## Requirements
Isolate every line in the data with the string "easier" and copy it.

◆ ◆ ◆ ◆ ◆ ◆ ◆

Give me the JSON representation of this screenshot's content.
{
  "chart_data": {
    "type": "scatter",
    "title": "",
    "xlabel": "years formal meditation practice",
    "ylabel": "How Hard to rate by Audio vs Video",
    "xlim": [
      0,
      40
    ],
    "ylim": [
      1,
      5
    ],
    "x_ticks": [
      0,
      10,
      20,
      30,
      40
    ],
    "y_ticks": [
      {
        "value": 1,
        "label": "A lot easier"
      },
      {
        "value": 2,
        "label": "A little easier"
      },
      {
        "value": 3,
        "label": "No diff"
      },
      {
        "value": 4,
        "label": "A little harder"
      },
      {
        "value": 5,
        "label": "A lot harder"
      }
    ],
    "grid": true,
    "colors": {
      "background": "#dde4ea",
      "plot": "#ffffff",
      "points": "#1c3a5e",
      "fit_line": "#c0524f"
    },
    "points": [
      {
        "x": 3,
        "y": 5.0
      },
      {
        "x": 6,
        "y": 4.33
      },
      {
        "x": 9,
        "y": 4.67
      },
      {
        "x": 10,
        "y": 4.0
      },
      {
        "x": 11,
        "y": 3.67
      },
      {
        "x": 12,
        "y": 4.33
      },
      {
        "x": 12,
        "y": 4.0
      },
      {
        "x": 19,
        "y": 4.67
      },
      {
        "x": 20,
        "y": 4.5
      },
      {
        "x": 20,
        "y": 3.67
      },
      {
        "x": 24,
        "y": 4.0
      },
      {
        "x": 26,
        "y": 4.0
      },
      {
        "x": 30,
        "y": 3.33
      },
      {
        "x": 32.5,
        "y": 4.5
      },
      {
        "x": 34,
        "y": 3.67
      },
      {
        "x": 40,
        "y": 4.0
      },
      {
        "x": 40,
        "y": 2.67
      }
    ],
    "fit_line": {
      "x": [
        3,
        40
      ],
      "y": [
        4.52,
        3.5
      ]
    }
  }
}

◆ ◆ ◆ ◆ ◆ ◆ ◆

## Response to the exercise
        "label": "A lot easier"
        "label": "A little easier"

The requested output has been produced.